• **Stored data**:

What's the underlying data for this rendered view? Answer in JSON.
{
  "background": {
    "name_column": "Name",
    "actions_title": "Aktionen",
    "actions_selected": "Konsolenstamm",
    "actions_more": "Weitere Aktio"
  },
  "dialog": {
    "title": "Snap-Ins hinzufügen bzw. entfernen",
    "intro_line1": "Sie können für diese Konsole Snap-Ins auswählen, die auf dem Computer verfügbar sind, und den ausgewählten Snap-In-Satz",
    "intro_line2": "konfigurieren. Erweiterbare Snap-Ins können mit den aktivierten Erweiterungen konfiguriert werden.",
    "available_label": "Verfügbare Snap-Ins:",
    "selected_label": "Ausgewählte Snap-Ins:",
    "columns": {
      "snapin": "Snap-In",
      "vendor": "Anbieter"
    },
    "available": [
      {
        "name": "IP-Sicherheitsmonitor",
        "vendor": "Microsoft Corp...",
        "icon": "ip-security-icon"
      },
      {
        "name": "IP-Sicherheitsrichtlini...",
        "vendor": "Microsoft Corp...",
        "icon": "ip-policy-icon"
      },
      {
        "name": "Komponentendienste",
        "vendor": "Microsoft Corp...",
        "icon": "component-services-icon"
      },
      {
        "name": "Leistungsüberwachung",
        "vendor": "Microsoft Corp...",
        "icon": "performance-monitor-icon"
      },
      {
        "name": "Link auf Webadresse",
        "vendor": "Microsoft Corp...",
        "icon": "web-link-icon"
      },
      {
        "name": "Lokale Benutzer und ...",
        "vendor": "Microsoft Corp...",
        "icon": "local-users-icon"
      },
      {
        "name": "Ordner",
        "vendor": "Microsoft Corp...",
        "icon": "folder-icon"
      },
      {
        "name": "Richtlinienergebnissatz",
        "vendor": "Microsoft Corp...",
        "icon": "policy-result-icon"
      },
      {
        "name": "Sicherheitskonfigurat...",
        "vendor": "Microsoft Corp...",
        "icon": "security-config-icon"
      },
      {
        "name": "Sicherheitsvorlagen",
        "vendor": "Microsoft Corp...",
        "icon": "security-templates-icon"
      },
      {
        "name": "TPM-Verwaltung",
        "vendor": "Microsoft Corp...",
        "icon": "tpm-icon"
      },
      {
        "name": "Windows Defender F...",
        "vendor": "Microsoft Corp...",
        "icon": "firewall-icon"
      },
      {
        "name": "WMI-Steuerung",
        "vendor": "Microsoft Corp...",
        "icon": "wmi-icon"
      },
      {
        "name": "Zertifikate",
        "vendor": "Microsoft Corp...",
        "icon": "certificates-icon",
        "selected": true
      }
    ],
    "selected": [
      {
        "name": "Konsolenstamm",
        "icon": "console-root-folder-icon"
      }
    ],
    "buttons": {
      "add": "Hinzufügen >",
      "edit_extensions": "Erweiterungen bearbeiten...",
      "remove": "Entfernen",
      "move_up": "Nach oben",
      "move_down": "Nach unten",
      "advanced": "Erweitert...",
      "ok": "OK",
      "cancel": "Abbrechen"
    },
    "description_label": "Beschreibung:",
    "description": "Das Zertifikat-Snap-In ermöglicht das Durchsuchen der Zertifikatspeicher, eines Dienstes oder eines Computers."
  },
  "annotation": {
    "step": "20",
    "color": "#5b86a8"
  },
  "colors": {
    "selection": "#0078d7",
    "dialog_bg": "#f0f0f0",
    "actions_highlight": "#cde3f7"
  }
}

• **Problem**: Repeat the entries shown above, every one, word for word.

• **Reply**:
What's the underlying data for this rendered view? Answer in JSON.
{
  "background": {
    "name_column": "Name",
    "actions_title": "Aktionen",
    "actions_selected": "Konsolenstamm",
    "actions_more": "Weitere Aktio"
  },
  "dialog": {
    "title": "Snap-Ins hinzufügen bzw. entfernen",
    "intro_line1": "Sie können für diese Konsole Snap-Ins auswählen, die auf dem Computer verfügbar sind, und den ausgewählten Snap-In-Satz",
    "intro_line2": "konfigurieren. Erweiterbare Snap-Ins können mit den aktivierten Erweiterungen konfiguriert werden.",
    "available_label": "Verfügbare Snap-Ins:",
    "selected_label": "Ausgewählte Snap-Ins:",
    "columns": {
      "snapin": "Snap-In",
      "vendor": "Anbieter"
    },
    "available": [
      {
        "name": "IP-Sicherheitsmonitor",
        "vendor": "Microsoft Corp...",
        "icon": "ip-security-icon"
      },
      {
        "name": "IP-Sicherheitsrichtlini...",
        "vendor": "Microsoft Corp...",
        "icon": "ip-policy-icon"
      },
      {
        "name": "Komponentendienste",
        "vendor": "Microsoft Corp...",
        "icon": "component-services-icon"
      },
      {
        "name": "Leistungsüberwachung",
        "vendor": "Microsoft Corp...",
        "icon": "performance-monitor-icon"
      },
      {
        "name": "Link auf Webadresse",
        "vendor": "Microsoft Corp...",
        "icon": "web-link-icon"
      },
      {
        "name": "Lokale Benutzer und ...",
        "vendor": "Microsoft Corp...",
        "icon": "local-users-icon"
      },
      {
        "name": "Ordner",
        "vendor": "Microsoft Corp...",
        "icon": "folder-icon"
      },
      {
        "name": "Richtlinienergebnissatz",
        "vendor": "Microsoft Corp...",
        "icon": "policy-result-icon"
      },
      {
        "name": "Sicherheitskonfigurat...",
        "vendor": "Microsoft Corp...",
        "icon": "security-config-icon"
      },
      {
        "name": "Sicherheitsvorlagen",
        "vendor": "Microsoft Corp...",
        "icon": "security-templates-icon"
      },
      {
        "name": "TPM-Verwaltung",
        "vendor": "Microsoft Corp...",
        "icon": "tpm-icon"
      },
      {
        "name": "Windows Defender F...",
        "vendor": "Microsoft Corp...",
        "icon": "firewall-icon"
      },
      {
        "name": "WMI-Steuerung",
        "vendor": "Microsoft Corp...",
        "icon": "wmi-icon"
      },
      {
        "name": "Zertifikate",
        "vendor": "Microsoft Corp...",
        "icon": "certificates-icon",
        "selected": true
      }
    ],
    "selected": [
      {
        "name": "Konsolenstamm",
        "icon": "console-root-folder-icon"
      }
    ],
    "buttons": {
      "add": "Hinzufügen >",
      "edit_extensions": "Erweiterungen bearbeiten...",
      "remove": "Entfernen",
      "move_up": "Nach oben",
      "move_down": "Nach unten",
      "advanced": "Erweitert...",
      "ok": "OK",
      "cancel": "Abbrechen"
    },
    "description_label": "Beschreibung:",
    "description": "Das Zertifikat-Snap-In ermöglicht das Durchsuchen der Zertifikatspeicher, eines Dienstes oder eines Computers."
  },
  "annotation": {
    "step": "20",
    "color": "#5b86a8"
  },
  "colors": {
    "selection": "#0078d7",
    "dialog_bg": "#f0f0f0",
    "actions_highlight": "#cde3f7"
  }
}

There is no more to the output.